Objective -
Without the pictures, give the entries below again exactly as written.
## BEGIN Data rows
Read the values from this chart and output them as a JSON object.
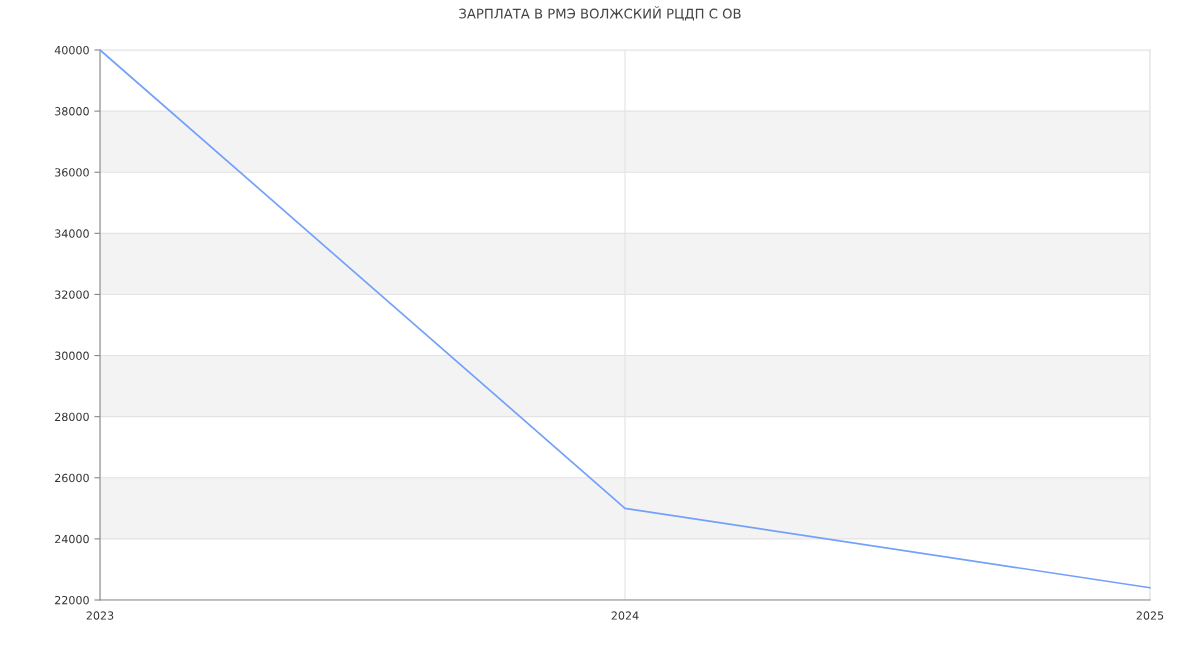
{
  "chart_data": {
    "type": "line",
    "title": "ЗАРПЛАТА В РМЭ ВОЛЖСКИЙ РЦДП С ОВ",
    "x": [
      2023,
      2024,
      2025
    ],
    "series": [
      {
        "color": "#73a0fa",
        "values": [
          40000,
          25000,
          22400
        ]
      }
    ],
    "xlim": [
      2023,
      2025
    ],
    "xticks": [
      2023,
      2024,
      2025
    ],
    "ylim": [
      22000,
      40000
    ],
    "yticks": [
      22000,
      24000,
      26000,
      28000,
      30000,
      32000,
      34000,
      36000,
      38000,
      40000
    ],
    "bands": [
      {
        "axis": "y",
        "from": 24000,
        "to": 26000,
        "color": "#f3f3f3"
      },
      {
        "axis": "y",
        "from": 28000,
        "to": 30000,
        "color": "#f3f3f3"
      },
      {
        "axis": "y",
        "from": 32000,
        "to": 34000,
        "color": "#f3f3f3"
      },
      {
        "axis": "y",
        "from": 36000,
        "to": 38000,
        "color": "#f3f3f3"
      }
    ],
    "grid": true,
    "marker": "none",
    "line_style": "solid"
  }
}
## END Data rows
Correct response -
Read the values from this chart and output them as a JSON object.
{
  "chart_data": {
    "type": "line",
    "title": "ЗАРПЛАТА В РМЭ ВОЛЖСКИЙ РЦДП С ОВ",
    "x": [
      2023,
      2024,
      2025
    ],
    "series": [
      {
        "color": "#73a0fa",
        "values": [
          40000,
          25000,
          22400
        ]
      }
    ],
    "xlim": [
      2023,
      2025
    ],
    "xticks": [
      2023,
      2024,
      2025
    ],
    "ylim": [
      22000,
      40000
    ],
    "yticks": [
      22000,
      24000,
      26000,
      28000,
      30000,
      32000,
      34000,
      36000,
      38000,
      40000
    ],
    "bands": [
      {
        "axis": "y",
        "from": 24000,
        "to": 26000,
        "color": "#f3f3f3"
      },
      {
        "axis": "y",
        "from": 28000,
        "to": 30000,
        "color": "#f3f3f3"
      },
      {
        "axis": "y",
        "from": 32000,
        "to": 34000,
        "color": "#f3f3f3"
      },
      {
        "axis": "y",
        "from": 36000,
        "to": 38000,
        "color": "#f3f3f3"
      }
    ],
    "grid": true,
    "marker": "none",
    "line_style": "solid"
  }
}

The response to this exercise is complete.